**The task**
The listing below must be repeated word for word, with its images excluded.

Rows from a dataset
________________________

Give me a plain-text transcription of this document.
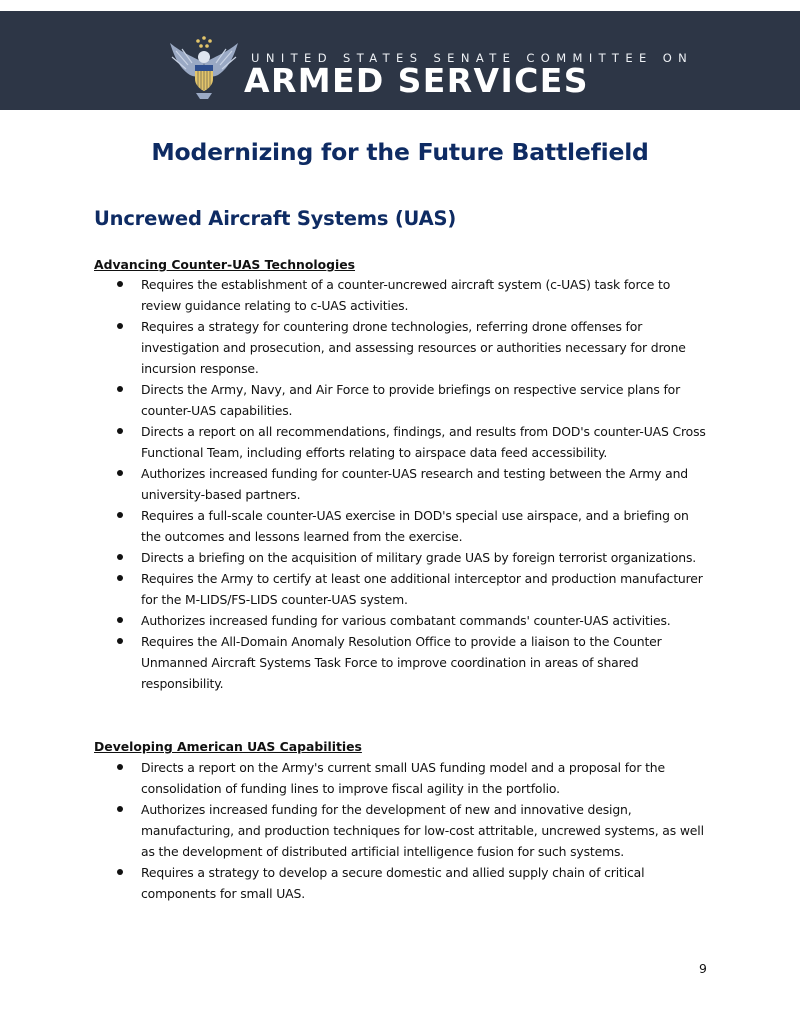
UNITED STATES SENATE COMMITTEE ON
ARMED SERVICES
Modernizing for the Future Battlefield
Uncrewed Aircraft Systems (UAS)
Advancing Counter-UAS Technologies
Requires the establishment of a counter-uncrewed aircraft system (c-UAS) task force to review guidance relating to c-UAS activities.
Requires a strategy for countering drone technologies, referring drone offenses for investigation and prosecution, and assessing resources or authorities necessary for drone incursion response.
Directs the Army, Navy, and Air Force to provide briefings on respective service plans for counter-UAS capabilities.
Directs a report on all recommendations, findings, and results from DOD's counter-UAS Cross Functional Team, including efforts relating to airspace data feed accessibility.
Authorizes increased funding for counter-UAS research and testing between the Army and university-based partners.
Requires a full-scale counter-UAS exercise in DOD's special use airspace, and a briefing on the outcomes and lessons learned from the exercise.
Directs a briefing on the acquisition of military grade UAS by foreign terrorist organizations.
Requires the Army to certify at least one additional interceptor and production manufacturer for the M-LIDS/FS-LIDS counter-UAS system.
Authorizes increased funding for various combatant commands' counter-UAS activities.
Requires the All-Domain Anomaly Resolution Office to provide a liaison to the Counter Unmanned Aircraft Systems Task Force to improve coordination in areas of shared responsibility.
Developing American UAS Capabilities
Directs a report on the Army's current small UAS funding model and a proposal for the consolidation of funding lines to improve fiscal agility in the portfolio.
Authorizes increased funding for the development of new and innovative design, manufacturing, and production techniques for low-cost attritable, uncrewed systems, as well as the development of distributed artificial intelligence fusion for such systems.
Requires a strategy to develop a secure domestic and allied supply chain of critical components for small UAS.
9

________________________

**Answer to this task**
Give me a plain-text transcription of this document.
UNITED STATES SENATE COMMITTEE ON
ARMED SERVICES
Modernizing for the Future Battlefield
Uncrewed Aircraft Systems (UAS)
Advancing Counter-UAS Technologies
Requires the establishment of a counter-uncrewed aircraft system (c-UAS) task force to review guidance relating to c-UAS activities.
Requires a strategy for countering drone technologies, referring drone offenses for investigation and prosecution, and assessing resources or authorities necessary for drone incursion response.
Directs the Army, Navy, and Air Force to provide briefings on respective service plans for counter-UAS capabilities.
Directs a report on all recommendations, findings, and results from DOD's counter-UAS Cross Functional Team, including efforts relating to airspace data feed accessibility.
Authorizes increased funding for counter-UAS research and testing between the Army and university-based partners.
Requires a full-scale counter-UAS exercise in DOD's special use airspace, and a briefing on the outcomes and lessons learned from the exercise.
Directs a briefing on the acquisition of military grade UAS by foreign terrorist organizations.
Requires the Army to certify at least one additional interceptor and production manufacturer for the M-LIDS/FS-LIDS counter-UAS system.
Authorizes increased funding for various combatant commands' counter-UAS activities.
Requires the All-Domain Anomaly Resolution Office to provide a liaison to the Counter Unmanned Aircraft Systems Task Force to improve coordination in areas of shared responsibility.
Developing American UAS Capabilities
Directs a report on the Army's current small UAS funding model and a proposal for the consolidation of funding lines to improve fiscal agility in the portfolio.
Authorizes increased funding for the development of new and innovative design, manufacturing, and production techniques for low-cost attritable, uncrewed systems, as well as the development of distributed artificial intelligence fusion for such systems.
Requires a strategy to develop a secure domestic and allied supply chain of critical components for small UAS.
9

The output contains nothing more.